=== WRITTEN PROBLEM ===
Copy out every line that contains "contratados".

=== RECORD EXCERPTS ===
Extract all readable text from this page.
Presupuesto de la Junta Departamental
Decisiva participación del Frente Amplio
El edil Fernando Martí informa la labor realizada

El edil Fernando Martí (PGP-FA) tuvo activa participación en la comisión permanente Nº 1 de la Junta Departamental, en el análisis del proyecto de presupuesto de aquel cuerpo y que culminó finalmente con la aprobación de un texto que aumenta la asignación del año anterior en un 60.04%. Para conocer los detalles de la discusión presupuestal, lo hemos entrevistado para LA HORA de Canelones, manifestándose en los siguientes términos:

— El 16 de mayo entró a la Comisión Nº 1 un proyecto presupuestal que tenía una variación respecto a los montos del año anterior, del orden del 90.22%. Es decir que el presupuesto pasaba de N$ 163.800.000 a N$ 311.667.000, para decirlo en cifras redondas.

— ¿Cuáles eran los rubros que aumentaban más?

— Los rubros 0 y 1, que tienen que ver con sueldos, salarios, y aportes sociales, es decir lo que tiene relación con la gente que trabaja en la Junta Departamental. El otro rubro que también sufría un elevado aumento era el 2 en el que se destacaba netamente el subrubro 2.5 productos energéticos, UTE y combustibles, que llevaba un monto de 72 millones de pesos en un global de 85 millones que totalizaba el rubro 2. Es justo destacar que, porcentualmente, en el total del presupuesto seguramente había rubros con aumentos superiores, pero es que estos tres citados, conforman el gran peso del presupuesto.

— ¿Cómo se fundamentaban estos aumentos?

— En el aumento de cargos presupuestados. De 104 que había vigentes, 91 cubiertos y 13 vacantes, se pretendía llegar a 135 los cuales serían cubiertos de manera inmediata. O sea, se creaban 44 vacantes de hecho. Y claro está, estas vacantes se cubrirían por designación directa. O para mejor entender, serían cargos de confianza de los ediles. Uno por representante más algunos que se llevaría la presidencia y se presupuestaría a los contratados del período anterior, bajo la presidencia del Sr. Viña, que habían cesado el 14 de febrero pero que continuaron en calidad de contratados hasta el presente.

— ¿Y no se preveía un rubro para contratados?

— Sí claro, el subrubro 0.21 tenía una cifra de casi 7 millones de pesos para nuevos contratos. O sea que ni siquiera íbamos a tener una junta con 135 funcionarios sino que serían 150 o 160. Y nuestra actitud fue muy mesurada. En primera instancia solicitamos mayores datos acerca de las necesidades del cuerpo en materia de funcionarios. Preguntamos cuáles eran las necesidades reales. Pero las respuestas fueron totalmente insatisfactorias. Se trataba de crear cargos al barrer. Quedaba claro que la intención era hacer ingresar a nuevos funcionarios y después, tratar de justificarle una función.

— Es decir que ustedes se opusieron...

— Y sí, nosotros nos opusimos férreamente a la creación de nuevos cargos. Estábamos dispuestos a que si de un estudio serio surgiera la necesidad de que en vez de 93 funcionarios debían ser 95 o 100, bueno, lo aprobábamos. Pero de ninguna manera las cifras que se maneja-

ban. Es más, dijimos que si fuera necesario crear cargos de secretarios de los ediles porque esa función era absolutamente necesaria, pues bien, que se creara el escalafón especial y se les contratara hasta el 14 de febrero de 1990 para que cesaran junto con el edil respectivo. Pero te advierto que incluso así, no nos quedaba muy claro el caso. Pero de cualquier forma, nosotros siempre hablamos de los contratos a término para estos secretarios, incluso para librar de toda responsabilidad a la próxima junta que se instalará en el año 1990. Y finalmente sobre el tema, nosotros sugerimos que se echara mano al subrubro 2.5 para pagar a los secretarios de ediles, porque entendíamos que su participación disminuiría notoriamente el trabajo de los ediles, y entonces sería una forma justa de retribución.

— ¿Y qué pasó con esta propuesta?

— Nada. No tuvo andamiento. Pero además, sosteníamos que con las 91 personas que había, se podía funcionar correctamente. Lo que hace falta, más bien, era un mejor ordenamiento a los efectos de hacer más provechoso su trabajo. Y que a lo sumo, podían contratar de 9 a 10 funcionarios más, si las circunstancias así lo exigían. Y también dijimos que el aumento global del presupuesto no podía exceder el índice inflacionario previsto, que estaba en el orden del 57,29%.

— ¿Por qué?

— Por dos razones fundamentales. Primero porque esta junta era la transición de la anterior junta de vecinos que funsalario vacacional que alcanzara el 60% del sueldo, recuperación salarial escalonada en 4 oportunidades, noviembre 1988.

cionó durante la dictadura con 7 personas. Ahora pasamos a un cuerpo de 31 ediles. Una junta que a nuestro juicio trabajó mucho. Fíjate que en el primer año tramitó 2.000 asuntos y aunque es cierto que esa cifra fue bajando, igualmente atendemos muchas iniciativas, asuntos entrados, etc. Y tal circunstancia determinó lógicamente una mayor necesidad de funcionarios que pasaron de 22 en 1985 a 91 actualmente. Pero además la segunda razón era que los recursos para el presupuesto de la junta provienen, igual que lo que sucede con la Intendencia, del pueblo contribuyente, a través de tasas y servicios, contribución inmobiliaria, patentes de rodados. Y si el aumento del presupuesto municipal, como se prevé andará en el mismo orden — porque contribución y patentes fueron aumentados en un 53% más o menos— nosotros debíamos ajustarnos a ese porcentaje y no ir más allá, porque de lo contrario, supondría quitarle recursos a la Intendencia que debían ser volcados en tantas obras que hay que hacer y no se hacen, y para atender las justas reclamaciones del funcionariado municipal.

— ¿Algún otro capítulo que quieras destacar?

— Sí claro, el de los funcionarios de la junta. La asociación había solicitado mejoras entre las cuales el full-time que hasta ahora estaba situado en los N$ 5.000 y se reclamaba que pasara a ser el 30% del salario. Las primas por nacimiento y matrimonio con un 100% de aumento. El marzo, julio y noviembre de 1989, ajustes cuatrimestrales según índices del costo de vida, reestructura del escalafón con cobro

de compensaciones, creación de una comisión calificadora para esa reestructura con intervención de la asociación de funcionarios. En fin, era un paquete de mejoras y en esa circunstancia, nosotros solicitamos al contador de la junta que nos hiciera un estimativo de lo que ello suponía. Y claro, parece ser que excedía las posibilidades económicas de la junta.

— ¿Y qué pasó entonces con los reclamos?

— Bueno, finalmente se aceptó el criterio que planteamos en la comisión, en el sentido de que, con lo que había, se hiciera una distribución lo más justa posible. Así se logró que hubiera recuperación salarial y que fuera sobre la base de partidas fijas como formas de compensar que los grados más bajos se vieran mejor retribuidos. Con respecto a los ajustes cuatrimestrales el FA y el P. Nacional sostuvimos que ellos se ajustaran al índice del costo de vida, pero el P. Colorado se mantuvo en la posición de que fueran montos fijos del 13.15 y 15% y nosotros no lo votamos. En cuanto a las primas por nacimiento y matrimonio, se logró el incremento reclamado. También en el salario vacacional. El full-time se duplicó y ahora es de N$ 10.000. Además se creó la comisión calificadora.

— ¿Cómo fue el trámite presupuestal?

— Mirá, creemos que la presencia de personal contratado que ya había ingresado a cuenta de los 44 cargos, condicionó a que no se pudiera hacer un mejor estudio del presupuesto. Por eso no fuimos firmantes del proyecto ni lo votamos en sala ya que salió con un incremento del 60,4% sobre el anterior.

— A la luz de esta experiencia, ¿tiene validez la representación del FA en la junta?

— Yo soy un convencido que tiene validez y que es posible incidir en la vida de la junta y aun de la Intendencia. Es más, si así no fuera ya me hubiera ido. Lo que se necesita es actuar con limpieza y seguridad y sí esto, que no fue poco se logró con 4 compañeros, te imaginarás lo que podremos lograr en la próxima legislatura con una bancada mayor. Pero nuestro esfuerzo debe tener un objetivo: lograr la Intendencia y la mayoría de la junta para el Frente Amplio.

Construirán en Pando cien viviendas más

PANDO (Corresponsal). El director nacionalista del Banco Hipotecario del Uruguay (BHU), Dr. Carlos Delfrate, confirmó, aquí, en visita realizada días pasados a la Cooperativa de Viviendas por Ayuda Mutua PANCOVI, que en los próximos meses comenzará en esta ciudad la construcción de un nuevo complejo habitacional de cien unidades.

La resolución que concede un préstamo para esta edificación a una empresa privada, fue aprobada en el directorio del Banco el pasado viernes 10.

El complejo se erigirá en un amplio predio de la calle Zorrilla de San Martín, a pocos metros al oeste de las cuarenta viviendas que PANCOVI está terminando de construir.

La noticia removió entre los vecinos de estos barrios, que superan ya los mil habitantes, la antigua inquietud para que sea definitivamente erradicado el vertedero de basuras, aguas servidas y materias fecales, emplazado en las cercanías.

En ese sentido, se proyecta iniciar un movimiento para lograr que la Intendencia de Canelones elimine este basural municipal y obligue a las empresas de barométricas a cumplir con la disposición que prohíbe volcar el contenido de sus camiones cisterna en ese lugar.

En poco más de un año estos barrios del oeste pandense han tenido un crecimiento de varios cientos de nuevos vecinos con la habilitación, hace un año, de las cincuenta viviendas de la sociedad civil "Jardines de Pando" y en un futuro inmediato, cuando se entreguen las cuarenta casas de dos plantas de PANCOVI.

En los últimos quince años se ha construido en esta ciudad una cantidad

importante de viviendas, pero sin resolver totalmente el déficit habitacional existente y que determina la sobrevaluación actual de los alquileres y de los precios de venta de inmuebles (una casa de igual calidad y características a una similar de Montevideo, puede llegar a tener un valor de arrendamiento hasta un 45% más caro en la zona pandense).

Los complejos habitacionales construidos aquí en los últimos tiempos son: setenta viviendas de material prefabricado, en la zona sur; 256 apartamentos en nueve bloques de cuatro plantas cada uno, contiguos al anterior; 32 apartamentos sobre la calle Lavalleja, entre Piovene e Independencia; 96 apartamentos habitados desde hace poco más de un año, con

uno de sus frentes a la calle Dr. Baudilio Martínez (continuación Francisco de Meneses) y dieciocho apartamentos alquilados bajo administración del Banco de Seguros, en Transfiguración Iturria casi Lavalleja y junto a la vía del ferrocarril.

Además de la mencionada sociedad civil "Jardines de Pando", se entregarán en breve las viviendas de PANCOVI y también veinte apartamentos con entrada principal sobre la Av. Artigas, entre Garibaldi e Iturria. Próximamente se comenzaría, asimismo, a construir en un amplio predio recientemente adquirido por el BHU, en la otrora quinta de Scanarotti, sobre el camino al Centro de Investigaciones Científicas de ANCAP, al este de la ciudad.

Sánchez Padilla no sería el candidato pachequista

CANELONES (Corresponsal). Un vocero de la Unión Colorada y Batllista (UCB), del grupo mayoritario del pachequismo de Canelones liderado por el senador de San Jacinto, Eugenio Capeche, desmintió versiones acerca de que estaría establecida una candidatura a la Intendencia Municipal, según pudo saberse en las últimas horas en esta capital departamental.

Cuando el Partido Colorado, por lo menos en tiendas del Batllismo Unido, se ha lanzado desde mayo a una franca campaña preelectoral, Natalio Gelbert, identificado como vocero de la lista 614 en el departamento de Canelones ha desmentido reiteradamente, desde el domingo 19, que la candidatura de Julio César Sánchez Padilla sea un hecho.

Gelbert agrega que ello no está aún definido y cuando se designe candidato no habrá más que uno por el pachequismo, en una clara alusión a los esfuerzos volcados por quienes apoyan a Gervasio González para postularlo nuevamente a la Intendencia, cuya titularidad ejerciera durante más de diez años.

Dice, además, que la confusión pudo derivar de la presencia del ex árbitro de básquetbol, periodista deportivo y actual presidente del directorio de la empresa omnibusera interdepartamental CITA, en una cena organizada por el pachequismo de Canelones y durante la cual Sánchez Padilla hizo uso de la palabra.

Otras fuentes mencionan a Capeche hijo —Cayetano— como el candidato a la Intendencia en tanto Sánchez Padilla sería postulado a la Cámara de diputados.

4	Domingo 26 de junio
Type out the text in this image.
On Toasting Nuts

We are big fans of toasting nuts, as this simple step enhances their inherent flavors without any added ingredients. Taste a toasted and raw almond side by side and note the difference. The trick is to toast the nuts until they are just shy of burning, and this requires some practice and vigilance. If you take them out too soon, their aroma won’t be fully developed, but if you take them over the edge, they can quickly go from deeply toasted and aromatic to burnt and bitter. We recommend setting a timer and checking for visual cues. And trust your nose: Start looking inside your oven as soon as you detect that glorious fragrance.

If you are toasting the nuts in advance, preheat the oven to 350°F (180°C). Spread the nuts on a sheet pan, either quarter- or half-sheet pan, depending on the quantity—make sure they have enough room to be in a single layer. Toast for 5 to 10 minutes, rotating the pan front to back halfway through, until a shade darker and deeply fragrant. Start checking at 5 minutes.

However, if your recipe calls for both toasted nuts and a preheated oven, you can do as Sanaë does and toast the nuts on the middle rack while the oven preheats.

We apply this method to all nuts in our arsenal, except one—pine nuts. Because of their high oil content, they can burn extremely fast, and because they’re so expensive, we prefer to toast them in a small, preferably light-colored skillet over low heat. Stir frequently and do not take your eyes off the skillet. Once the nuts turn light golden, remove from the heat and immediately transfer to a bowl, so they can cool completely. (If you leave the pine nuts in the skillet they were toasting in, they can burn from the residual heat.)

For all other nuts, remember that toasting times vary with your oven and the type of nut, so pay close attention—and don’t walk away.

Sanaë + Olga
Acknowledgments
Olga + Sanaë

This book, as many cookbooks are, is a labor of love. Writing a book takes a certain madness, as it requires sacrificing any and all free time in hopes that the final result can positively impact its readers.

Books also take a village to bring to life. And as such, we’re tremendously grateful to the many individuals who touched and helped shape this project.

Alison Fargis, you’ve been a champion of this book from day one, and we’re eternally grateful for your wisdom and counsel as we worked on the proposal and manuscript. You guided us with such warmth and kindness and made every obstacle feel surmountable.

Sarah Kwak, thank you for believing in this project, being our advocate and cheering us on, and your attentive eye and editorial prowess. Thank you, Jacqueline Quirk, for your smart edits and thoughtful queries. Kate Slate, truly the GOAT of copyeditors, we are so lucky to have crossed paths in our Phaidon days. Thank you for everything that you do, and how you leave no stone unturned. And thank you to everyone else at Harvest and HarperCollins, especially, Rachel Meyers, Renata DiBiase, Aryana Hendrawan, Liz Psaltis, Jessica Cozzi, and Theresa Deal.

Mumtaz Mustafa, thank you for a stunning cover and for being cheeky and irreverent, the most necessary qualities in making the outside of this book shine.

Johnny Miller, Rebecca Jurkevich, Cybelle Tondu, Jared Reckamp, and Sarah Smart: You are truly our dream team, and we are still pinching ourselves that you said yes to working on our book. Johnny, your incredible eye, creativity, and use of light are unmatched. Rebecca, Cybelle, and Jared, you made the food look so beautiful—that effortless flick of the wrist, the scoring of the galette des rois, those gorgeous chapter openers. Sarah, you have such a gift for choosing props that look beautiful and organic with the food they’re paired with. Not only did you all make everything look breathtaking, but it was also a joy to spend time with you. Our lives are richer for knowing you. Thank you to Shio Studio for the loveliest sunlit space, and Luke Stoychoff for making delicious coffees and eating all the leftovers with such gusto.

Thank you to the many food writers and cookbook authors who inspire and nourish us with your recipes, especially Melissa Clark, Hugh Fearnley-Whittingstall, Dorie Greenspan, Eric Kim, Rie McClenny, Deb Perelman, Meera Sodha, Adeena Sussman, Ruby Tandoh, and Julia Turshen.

=== SOLUTION TO THIS PROBLEM ===
— En el aumento de cargos presupuestados. De 104 que había vigentes, 91 cubiertos y 13 vacantes, se pretendía llegar a 135 los cuales serían cubiertos de manera inmediata. O sea, se creaban 44 vacantes de hecho. Y claro está, estas vacantes se cubrirían por designación directa. O para mejor entender, serían cargos de confianza de los ediles. Uno por representante más algunos que se llevaría la presidencia y se presupuestaría a los contratados del período anterior, bajo la presidencia del Sr. Viña, que habían cesado el 14 de febrero pero que continuaron en calidad de contratados hasta el presente.
— ¿Y no se preveía un rubro para contratados?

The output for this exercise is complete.